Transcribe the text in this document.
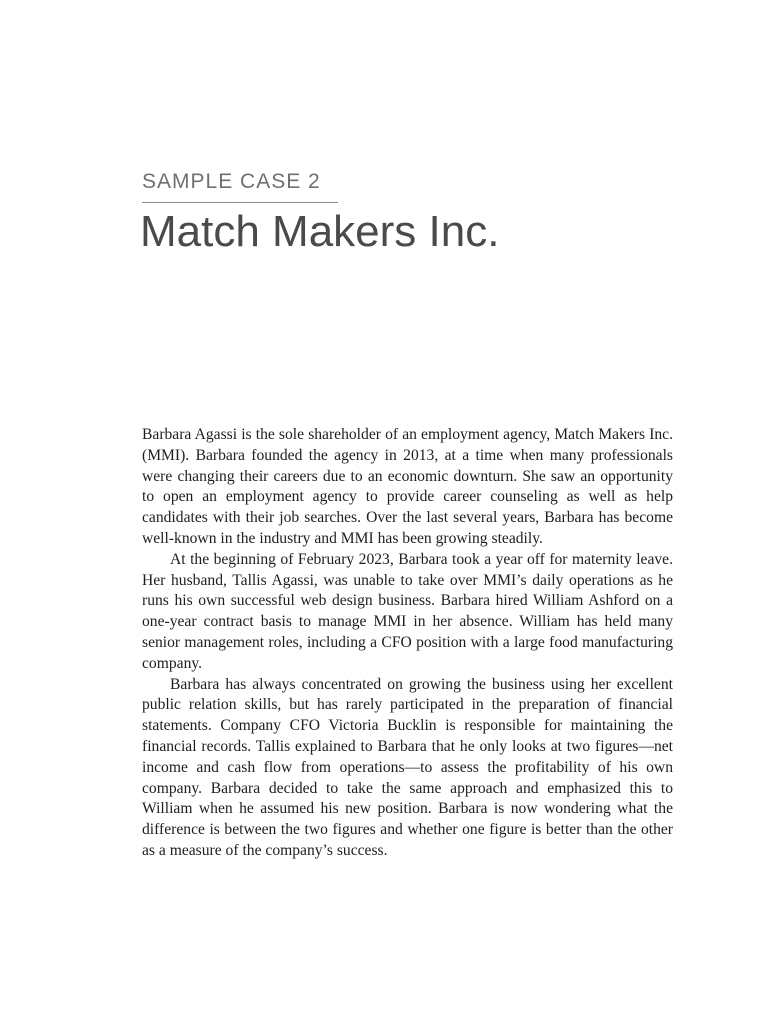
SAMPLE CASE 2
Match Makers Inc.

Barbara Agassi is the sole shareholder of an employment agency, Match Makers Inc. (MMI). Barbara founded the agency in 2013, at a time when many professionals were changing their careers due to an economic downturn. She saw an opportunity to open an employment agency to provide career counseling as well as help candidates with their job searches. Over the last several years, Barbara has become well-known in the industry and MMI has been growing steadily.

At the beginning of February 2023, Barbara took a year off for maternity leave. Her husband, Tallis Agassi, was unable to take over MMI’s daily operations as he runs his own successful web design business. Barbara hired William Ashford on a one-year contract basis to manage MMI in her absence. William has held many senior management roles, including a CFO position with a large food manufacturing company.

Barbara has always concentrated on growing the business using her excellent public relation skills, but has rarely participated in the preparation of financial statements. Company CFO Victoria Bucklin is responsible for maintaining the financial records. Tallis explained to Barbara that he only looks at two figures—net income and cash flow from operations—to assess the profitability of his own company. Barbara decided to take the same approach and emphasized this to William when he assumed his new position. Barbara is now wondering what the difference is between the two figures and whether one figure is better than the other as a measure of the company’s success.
────
## What this task involves
Count the lines in the entries above that include the string "Match", then give only that figure.

## Written solution
2